## Problem requirements
Search the records for "Unknown" and copy each line that holds it.

======

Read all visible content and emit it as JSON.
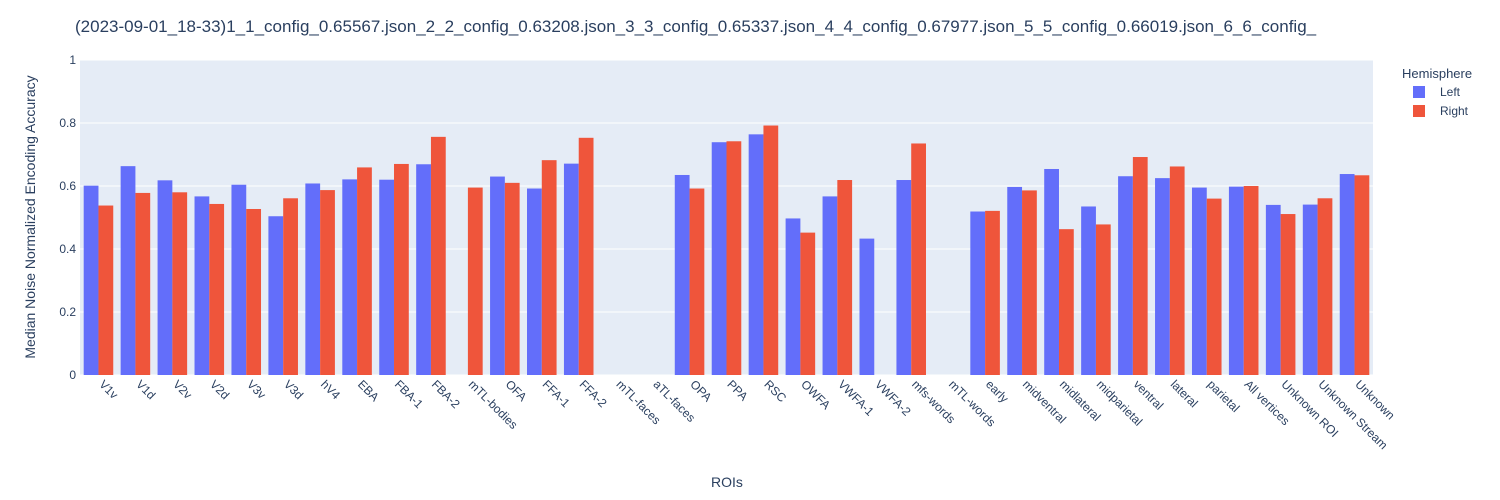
{
  "chart_data": {
    "type": "bar",
    "title": "(2023-09-01_18-33)1_1_config_0.65567.json_2_2_config_0.63208.json_3_3_config_0.65337.json_4_4_config_0.67977.json_5_5_config_0.66019.json_6_6_config_",
    "xlabel": "ROIs",
    "ylabel": "Median Noise Normalized Encoding Accuracy",
    "ylim": [
      0,
      1
    ],
    "yticks": [
      "0",
      "0.2",
      "0.4",
      "0.6",
      "0.8",
      "1"
    ],
    "grid": true,
    "legend": {
      "title": "Hemisphere",
      "position": "top-right"
    },
    "categories": [
      "V1v",
      "V1d",
      "V2v",
      "V2d",
      "V3v",
      "V3d",
      "hV4",
      "EBA",
      "FBA-1",
      "FBA-2",
      "mTL-bodies",
      "OFA",
      "FFA-1",
      "FFA-2",
      "mTL-faces",
      "aTL-faces",
      "OPA",
      "PPA",
      "RSC",
      "OWFA",
      "VWFA-1",
      "VWFA-2",
      "mfs-words",
      "mTL-words",
      "early",
      "midventral",
      "midlateral",
      "midparietal",
      "ventral",
      "lateral",
      "parietal",
      "All vertices",
      "Unknown ROI",
      "Unknown Stream",
      "Unknown"
    ],
    "series": [
      {
        "name": "Left",
        "color": "#636efa",
        "values": [
          0.601,
          0.663,
          0.618,
          0.567,
          0.604,
          0.504,
          0.608,
          0.621,
          0.62,
          0.669,
          null,
          0.63,
          0.592,
          0.671,
          null,
          null,
          0.635,
          0.739,
          0.764,
          0.497,
          0.567,
          0.433,
          0.619,
          null,
          0.519,
          0.597,
          0.654,
          0.535,
          0.631,
          0.625,
          0.595,
          0.598,
          0.54,
          0.541,
          0.638
        ]
      },
      {
        "name": "Right",
        "color": "#ef553b",
        "values": [
          0.538,
          0.578,
          0.58,
          0.543,
          0.527,
          0.561,
          0.587,
          0.659,
          0.67,
          0.756,
          0.595,
          0.61,
          0.682,
          0.753,
          null,
          null,
          0.592,
          0.742,
          0.792,
          0.452,
          0.619,
          null,
          0.735,
          null,
          0.521,
          0.586,
          0.463,
          0.478,
          0.692,
          0.662,
          0.56,
          0.6,
          0.511,
          0.561,
          0.634
        ]
      }
    ]
  }
}
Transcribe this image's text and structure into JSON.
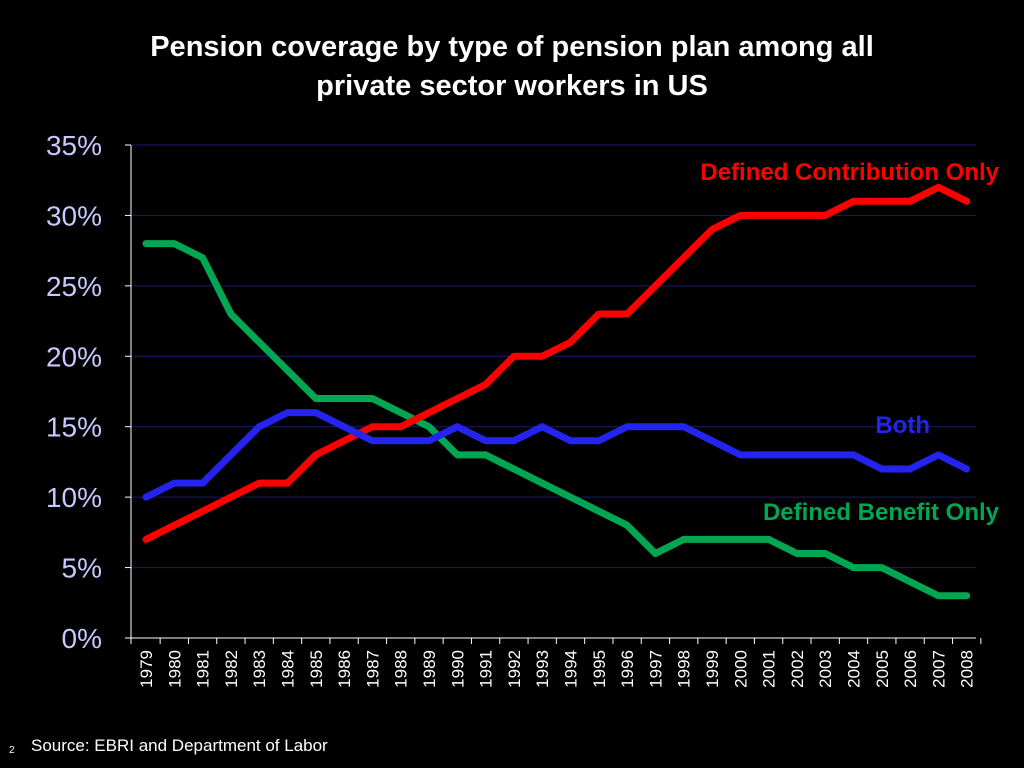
{
  "slide": {
    "title_line1": "Pension coverage by type of pension plan among all",
    "title_line2": "private sector workers in US",
    "source": "Source: EBRI and Department of Labor",
    "page_number": "2"
  },
  "chart_data": {
    "type": "line",
    "title": "Pension coverage by type of pension plan among all private sector workers in US",
    "xlabel": "",
    "ylabel": "",
    "x": [
      "1979",
      "1980",
      "1981",
      "1982",
      "1983",
      "1984",
      "1985",
      "1986",
      "1987",
      "1988",
      "1989",
      "1990",
      "1991",
      "1992",
      "1993",
      "1994",
      "1995",
      "1996",
      "1997",
      "1998",
      "1999",
      "2000",
      "2001",
      "2002",
      "2003",
      "2004",
      "2005",
      "2006",
      "2007",
      "2008"
    ],
    "ylim": [
      0,
      35
    ],
    "yticks": [
      0,
      5,
      10,
      15,
      20,
      25,
      30,
      35
    ],
    "ytick_labels": [
      "0%",
      "5%",
      "10%",
      "15%",
      "20%",
      "25%",
      "30%",
      "35%"
    ],
    "grid": true,
    "legend": "inline labels near series ends (right)",
    "series": [
      {
        "name": "Defined Contribution Only",
        "color": "#ff0000",
        "values": [
          7,
          8,
          9,
          10,
          11,
          11,
          13,
          14,
          15,
          15,
          16,
          17,
          18,
          20,
          20,
          21,
          23,
          23,
          25,
          27,
          29,
          30,
          30,
          30,
          30,
          31,
          31,
          31,
          32,
          31
        ]
      },
      {
        "name": "Both",
        "color": "#2424ee",
        "values": [
          10,
          11,
          11,
          13,
          15,
          16,
          16,
          15,
          14,
          14,
          14,
          15,
          14,
          14,
          15,
          14,
          14,
          15,
          15,
          15,
          14,
          13,
          13,
          13,
          13,
          13,
          12,
          12,
          13,
          12
        ]
      },
      {
        "name": "Defined Benefit Only",
        "color": "#00a651",
        "values": [
          28,
          28,
          27,
          23,
          21,
          19,
          17,
          17,
          17,
          16,
          15,
          13,
          13,
          12,
          11,
          10,
          9,
          8,
          6,
          7,
          7,
          7,
          7,
          6,
          6,
          5,
          5,
          4,
          3,
          3
        ]
      }
    ],
    "colors": {
      "background": "#000000",
      "axis": "#ffffff",
      "gridline": "#1a1a6e",
      "tick_label": "#ffffff",
      "ytick_label": "#c8c8ff"
    }
  }
}
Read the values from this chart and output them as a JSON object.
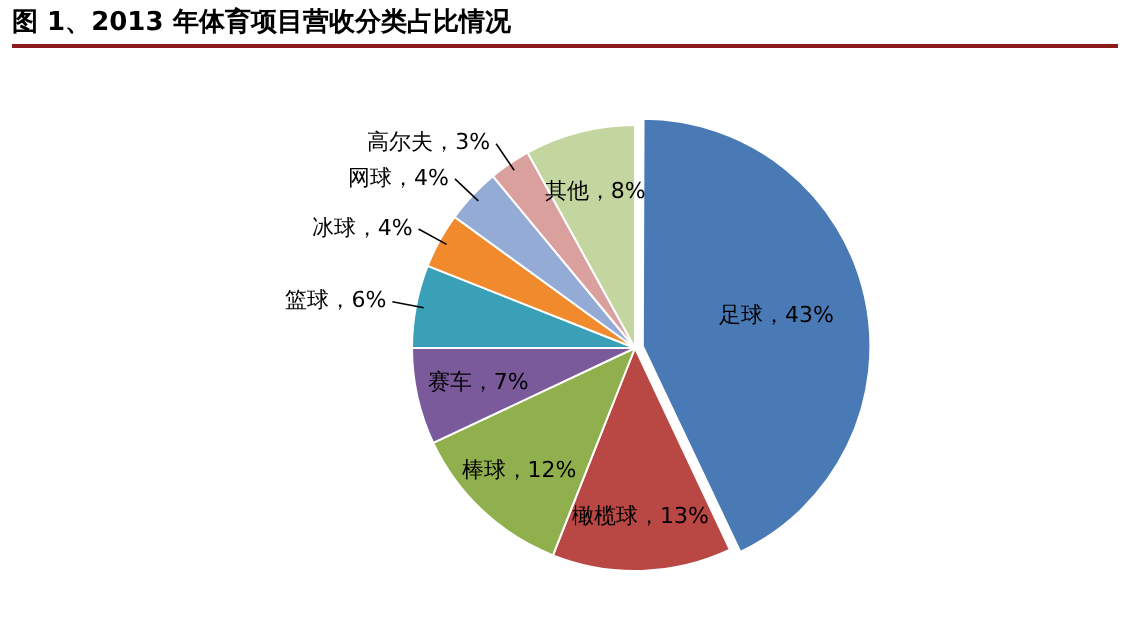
{
  "chart_data": {
    "type": "pie",
    "title": "图 1、2013 年体育项目营收分类占比情况",
    "categories": [
      "足球",
      "橄榄球",
      "棒球",
      "赛车",
      "篮球",
      "冰球",
      "网球",
      "高尔夫",
      "其他"
    ],
    "values": [
      43,
      13,
      12,
      7,
      6,
      4,
      4,
      3,
      8
    ],
    "value_labels": [
      "43%",
      "13%",
      "12%",
      "7%",
      "6%",
      "4%",
      "4%",
      "3%",
      "8%"
    ],
    "colors": [
      "#4a7ab5",
      "#b94744",
      "#8fb04d",
      "#7a5a9a",
      "#3aa0b8",
      "#f08a2c",
      "#94abd6",
      "#d9a09e",
      "#c4d6a0"
    ],
    "legend": false
  }
}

======

## Solution to the problem
      "Unknown ROI",
      "Unknown Stream",
      "Unknown"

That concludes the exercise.